Avec les Néerlandais, il faut toujours se méfier des réveils tabasseurs qui, parfois, surgissent soudainement dans des matchs indigents. Devenus brusquement irrésistibles, ils déclenchent alors un super temps fort qui leur est propre. Et dans cet Euro 2024, ça fonctionne pas trop mal jusqu’ici.
Une tornade orange s’est abattue sur la Turquie alors qu’elle menait 1-0. En six minutes chrono, par Stefan de Vrij (70e) puis par Mert Müldur, pressé par Cody Gakpo (76e), les Néerlandais ont plié une qualif pour les demies jusque-là mal engagée, même en souffrant sur la fin. Ce retournement soudain qu’on peut appeler « l’instant orangé » est en fait un classique de l’équipe des Pays-Bas dans les grandes compétitions… Il se déclenche dans des circonstances diverses. La première tient à la légendaire suffisance batave, qui vire parfois à une certaine arrogance. Cette attitude irrespectueuse vis-à-vis de l’adversaire plombe parfois le contenu de leurs entames de match, comme ce fut justement le cas contre des Turcs. Il n’y avait qu’à voir le manque d’entrain, devant, et les replis défensifs aléatoires, derrière, de la bande de Van Dijk. D’autres fois, c’est un manque d’envie ou des schémas tactiques inefficients, voire une infériorité qualitative qui font que les Néerlandais proposent alors une bouillie de football indigne de leur culture chatoyante.
Et puis… Au moment où tout semble perdu, c’est le réveil conquérant ! En empruntant une métaphore marine qui sied bien à ce peuple de marins, l’instant orangé c’est une situation où l’adversaire mène au score : calme plat, soleil au zénith, mer d’huile… Et puis en quelques minutes, les Oranje déclenchent des tempêtes de force 10 : ciel noir, creux de 15 mètres, pluie battante, mâts qui cassent, gouvernail endommagé, coque emboutie et naufrage ! Cet instant orangé qui agit par instinct de survie, par fierté retrouvée ou par un banal coaching en forme de déclic ne permet pas de gagner à tous les coups, mais il offre toujours un spectacle offensif impressionnant avec des footballeurs redevenus irrésistibles. L’instant orangé n’est pas exactement du hourra football où on balance devant en ayant fait entrer trois attaquants supplémentaires. On reste dans la culture néerlandaise, méthodique et bien coordonnée. Cet « instant orangé » peut enfin s’apparenter au fameux french flair immortalisé par la remontée géniale, inouïe, presque irrationnelle mais parfaitement maîtrisée du XV de France face aux All Blacks en demi-finales de Coupe du monde 1999 (43-31).

_Objectif_. Dans la métaphore marine du passage, quels éléments décrivent les « tempêtes de force 10 » que déclenchent les Oranje ? Donnez-les tous.

_Données affichées_.
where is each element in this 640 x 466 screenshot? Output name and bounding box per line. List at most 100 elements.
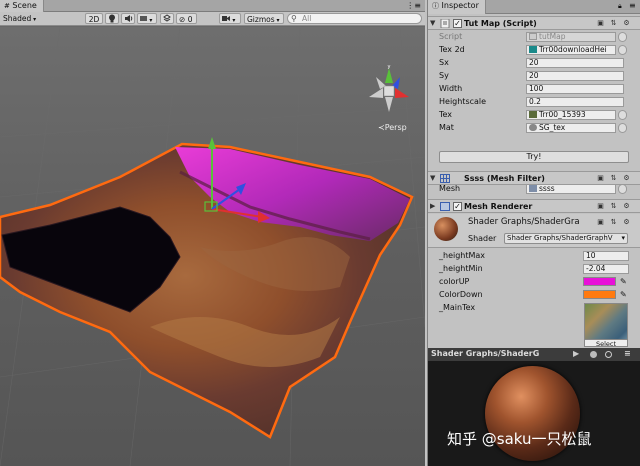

_Corrigé_.
- ciel noir
- creux de 15 mètres
- pluie battante
- mâts qui cassent
- gouvernail endommagé
- coque emboutie
- naufrage